=== Given data ===
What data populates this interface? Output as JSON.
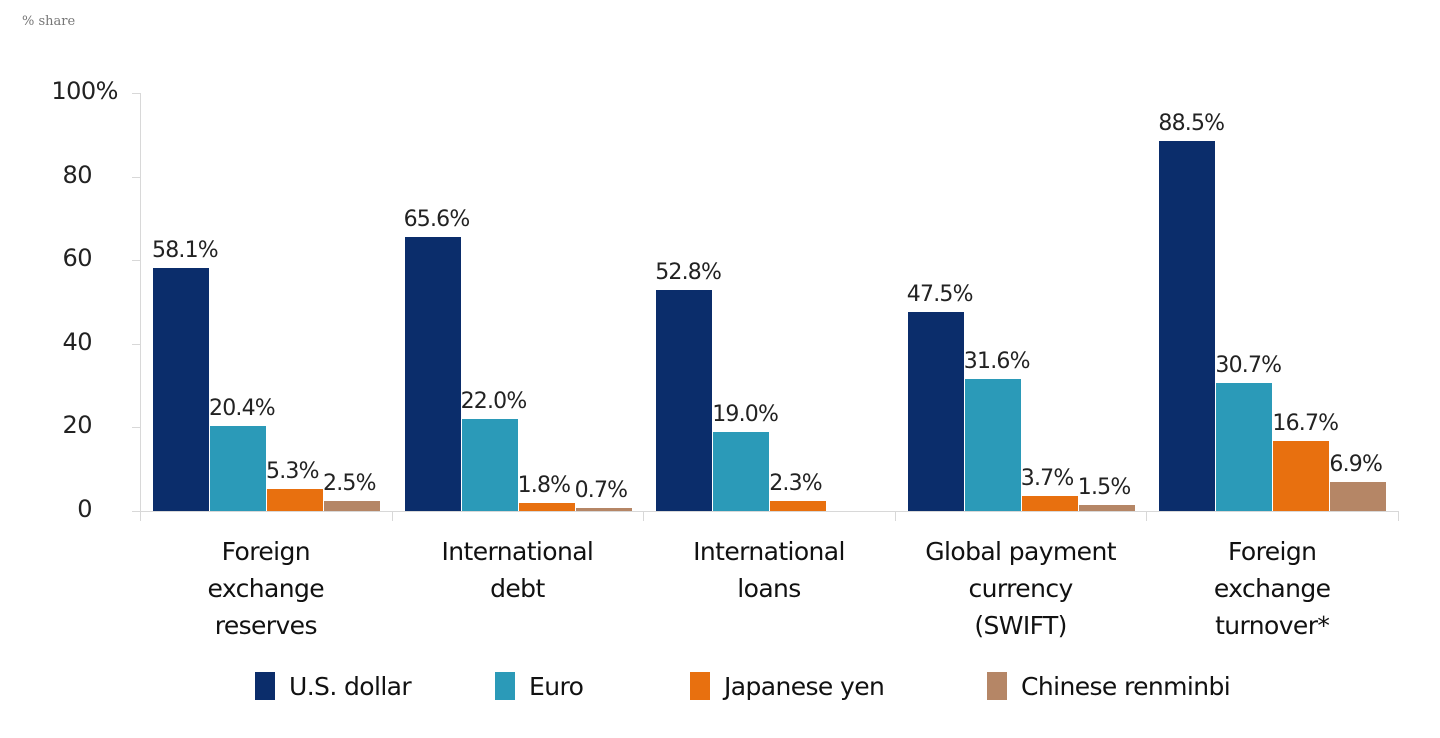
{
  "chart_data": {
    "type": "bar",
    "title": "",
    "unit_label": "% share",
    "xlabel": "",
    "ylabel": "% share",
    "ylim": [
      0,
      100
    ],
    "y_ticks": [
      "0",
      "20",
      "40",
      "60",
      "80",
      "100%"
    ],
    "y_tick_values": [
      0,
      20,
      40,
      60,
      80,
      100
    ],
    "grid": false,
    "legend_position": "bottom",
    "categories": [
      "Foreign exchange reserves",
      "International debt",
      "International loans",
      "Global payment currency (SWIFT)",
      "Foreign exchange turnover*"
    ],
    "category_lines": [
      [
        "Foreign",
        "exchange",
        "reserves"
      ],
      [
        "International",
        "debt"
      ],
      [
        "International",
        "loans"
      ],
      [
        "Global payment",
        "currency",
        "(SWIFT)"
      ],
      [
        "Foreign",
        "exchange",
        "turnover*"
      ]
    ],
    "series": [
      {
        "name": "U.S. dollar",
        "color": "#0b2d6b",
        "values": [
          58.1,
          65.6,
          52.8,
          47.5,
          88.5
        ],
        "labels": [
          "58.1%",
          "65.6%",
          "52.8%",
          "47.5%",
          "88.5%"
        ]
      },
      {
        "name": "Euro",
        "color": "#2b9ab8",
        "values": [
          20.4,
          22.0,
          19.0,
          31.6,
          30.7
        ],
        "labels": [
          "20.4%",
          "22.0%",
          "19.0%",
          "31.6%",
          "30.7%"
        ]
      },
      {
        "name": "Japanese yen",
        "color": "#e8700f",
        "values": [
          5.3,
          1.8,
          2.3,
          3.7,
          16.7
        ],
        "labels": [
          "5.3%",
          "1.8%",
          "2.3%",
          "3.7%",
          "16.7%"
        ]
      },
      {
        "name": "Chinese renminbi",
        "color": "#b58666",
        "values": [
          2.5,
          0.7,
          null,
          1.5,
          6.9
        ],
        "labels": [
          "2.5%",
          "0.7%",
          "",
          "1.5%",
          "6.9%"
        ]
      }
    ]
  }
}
--
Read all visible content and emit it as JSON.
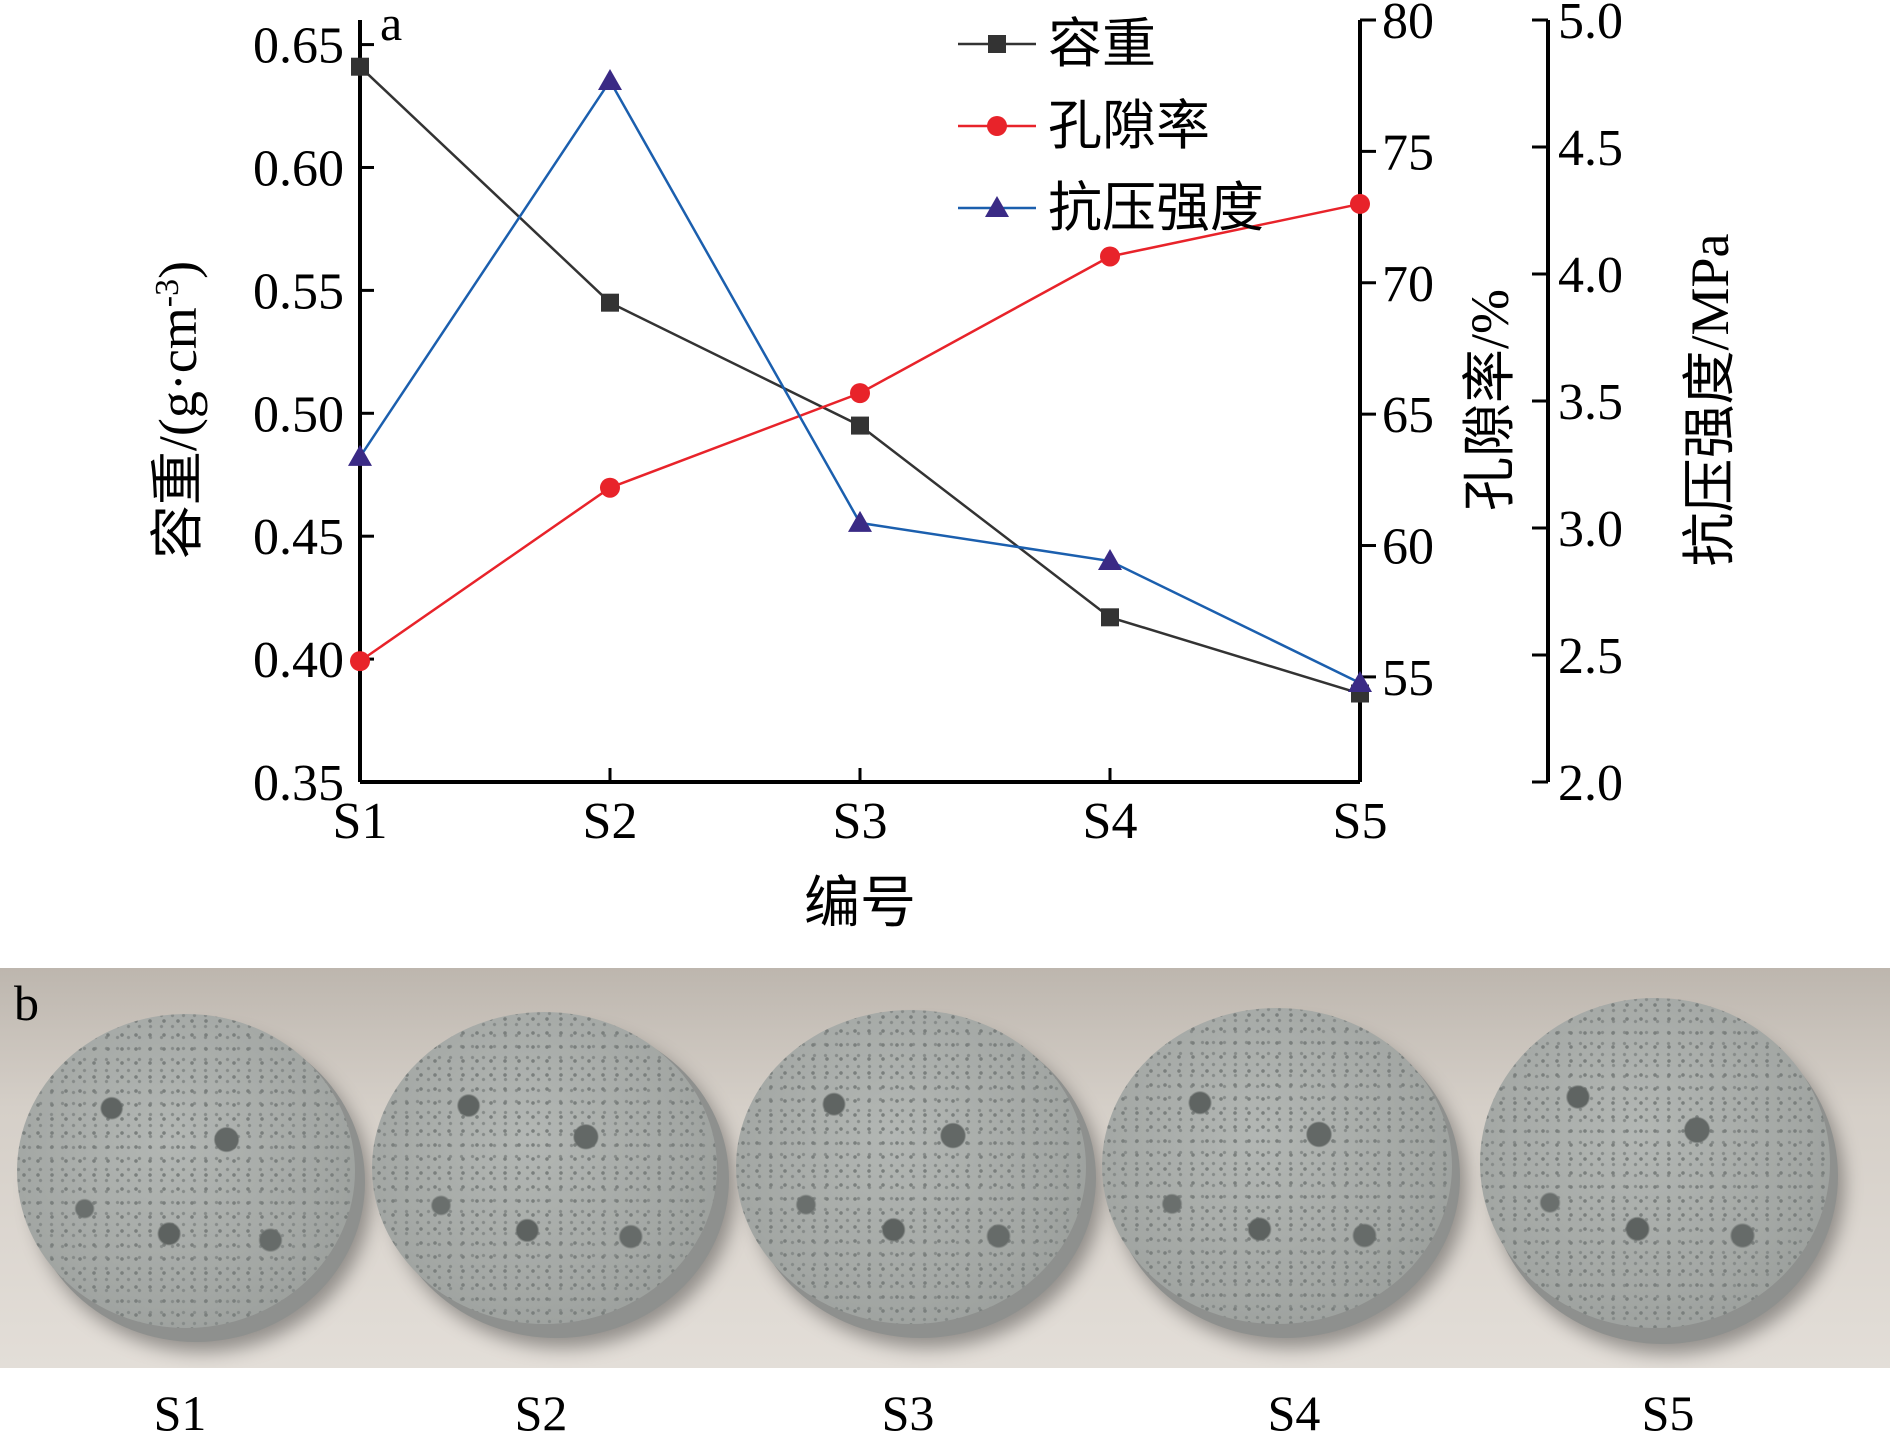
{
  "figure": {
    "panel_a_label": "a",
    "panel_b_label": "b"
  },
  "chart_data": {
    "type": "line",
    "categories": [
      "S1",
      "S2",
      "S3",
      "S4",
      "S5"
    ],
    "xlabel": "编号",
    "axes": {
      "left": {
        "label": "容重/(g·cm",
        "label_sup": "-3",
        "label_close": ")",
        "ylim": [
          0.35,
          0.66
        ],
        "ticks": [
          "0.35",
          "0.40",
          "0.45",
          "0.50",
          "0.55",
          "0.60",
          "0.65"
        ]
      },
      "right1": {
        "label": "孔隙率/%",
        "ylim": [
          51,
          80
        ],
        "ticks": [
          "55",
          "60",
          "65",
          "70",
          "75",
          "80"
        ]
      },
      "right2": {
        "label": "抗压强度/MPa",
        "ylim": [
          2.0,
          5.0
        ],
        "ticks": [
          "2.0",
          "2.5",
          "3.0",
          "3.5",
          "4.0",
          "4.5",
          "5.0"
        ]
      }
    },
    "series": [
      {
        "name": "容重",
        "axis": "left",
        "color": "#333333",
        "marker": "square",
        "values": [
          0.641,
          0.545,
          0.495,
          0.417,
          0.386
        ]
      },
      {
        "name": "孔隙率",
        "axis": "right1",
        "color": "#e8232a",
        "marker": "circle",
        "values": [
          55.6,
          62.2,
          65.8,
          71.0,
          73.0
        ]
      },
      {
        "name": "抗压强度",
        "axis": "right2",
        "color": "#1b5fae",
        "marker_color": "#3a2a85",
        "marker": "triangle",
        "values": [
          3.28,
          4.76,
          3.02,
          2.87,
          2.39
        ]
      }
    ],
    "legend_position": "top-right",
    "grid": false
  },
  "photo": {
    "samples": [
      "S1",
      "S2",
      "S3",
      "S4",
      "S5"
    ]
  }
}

=== Directions ===
Copy all lines from the material that contain "reserves".

=== Output for this task ===
      "Foreign exchange reserves",
        "reserves"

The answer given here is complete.